YOUR OBJECTIVE:
Find every line in the records that holds the string "الفرق". Copy each one.

LISTED RECORDS:
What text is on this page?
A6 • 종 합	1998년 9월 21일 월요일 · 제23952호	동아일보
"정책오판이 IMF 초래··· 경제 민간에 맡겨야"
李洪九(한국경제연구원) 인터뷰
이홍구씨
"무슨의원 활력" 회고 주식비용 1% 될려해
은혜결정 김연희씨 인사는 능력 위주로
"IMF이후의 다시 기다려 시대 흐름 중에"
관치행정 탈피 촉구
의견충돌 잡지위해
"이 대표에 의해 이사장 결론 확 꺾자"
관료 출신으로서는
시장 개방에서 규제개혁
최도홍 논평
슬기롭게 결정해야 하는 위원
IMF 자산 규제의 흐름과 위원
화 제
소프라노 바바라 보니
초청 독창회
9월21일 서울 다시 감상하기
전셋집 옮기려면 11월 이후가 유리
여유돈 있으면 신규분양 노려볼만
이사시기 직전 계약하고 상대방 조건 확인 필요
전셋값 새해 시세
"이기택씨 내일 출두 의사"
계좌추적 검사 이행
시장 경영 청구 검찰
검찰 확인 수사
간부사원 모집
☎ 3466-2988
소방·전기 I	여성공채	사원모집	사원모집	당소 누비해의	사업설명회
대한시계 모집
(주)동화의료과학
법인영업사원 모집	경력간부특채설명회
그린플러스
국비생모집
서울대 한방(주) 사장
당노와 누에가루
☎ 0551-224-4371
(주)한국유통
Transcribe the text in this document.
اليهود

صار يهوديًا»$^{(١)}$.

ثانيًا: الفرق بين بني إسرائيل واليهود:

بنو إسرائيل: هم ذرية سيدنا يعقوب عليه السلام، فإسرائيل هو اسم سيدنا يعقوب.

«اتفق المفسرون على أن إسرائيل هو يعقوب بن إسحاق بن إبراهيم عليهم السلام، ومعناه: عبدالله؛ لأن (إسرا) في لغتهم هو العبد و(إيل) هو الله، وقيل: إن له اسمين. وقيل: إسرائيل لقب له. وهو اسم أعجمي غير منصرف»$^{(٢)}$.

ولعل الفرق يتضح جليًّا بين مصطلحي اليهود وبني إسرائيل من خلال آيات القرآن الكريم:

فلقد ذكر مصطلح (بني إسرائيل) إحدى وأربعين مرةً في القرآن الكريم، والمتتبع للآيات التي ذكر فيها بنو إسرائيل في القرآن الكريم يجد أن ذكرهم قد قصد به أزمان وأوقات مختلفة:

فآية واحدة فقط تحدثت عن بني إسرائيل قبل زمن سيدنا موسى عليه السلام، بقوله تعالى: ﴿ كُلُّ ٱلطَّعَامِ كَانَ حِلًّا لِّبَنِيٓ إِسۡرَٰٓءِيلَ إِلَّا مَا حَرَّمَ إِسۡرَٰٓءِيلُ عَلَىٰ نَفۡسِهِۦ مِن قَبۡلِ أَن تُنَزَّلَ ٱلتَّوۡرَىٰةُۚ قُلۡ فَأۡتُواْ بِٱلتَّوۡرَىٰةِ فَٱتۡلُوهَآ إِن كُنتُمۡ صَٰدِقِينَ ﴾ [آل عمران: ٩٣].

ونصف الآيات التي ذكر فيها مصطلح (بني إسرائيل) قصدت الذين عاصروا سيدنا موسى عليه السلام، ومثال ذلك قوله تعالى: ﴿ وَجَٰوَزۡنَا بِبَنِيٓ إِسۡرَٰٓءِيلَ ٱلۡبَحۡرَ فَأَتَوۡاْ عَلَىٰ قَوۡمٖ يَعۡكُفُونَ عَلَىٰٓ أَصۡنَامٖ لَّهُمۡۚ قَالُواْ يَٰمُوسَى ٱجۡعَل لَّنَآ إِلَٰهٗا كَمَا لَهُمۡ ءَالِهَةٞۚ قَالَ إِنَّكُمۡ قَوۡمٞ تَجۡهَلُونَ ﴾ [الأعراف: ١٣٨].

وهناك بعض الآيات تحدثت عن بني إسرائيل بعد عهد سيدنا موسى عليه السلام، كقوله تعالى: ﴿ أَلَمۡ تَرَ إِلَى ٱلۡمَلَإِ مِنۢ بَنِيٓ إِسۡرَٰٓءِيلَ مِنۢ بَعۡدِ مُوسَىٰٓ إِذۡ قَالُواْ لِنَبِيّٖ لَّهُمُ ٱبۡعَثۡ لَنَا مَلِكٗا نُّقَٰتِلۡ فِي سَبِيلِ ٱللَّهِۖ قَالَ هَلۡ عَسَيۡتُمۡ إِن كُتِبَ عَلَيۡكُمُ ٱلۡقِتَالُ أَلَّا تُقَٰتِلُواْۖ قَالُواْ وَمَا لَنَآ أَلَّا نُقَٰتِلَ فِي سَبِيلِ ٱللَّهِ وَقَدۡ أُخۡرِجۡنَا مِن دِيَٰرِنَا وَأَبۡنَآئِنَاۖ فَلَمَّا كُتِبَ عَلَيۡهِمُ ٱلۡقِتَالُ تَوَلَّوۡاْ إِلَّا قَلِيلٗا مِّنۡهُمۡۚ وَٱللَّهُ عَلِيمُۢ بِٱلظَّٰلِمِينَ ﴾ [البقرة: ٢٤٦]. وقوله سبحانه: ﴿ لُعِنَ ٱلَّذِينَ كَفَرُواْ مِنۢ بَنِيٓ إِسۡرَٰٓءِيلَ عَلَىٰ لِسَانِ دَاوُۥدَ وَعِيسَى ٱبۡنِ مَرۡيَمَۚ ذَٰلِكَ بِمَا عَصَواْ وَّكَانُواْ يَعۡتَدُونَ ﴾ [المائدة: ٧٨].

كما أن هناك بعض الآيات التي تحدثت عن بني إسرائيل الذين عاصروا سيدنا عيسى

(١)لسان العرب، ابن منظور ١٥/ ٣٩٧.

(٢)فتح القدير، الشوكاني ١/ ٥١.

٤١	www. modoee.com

RESULT OF THIS EXERCISE:
ثانيًا: الفرق بين بني إسرائيل واليهود:
ولعل الفرق يتضح جليًّا بين مصطلحي اليهود وبني إسرائيل من خلال آيات القرآن الكريم:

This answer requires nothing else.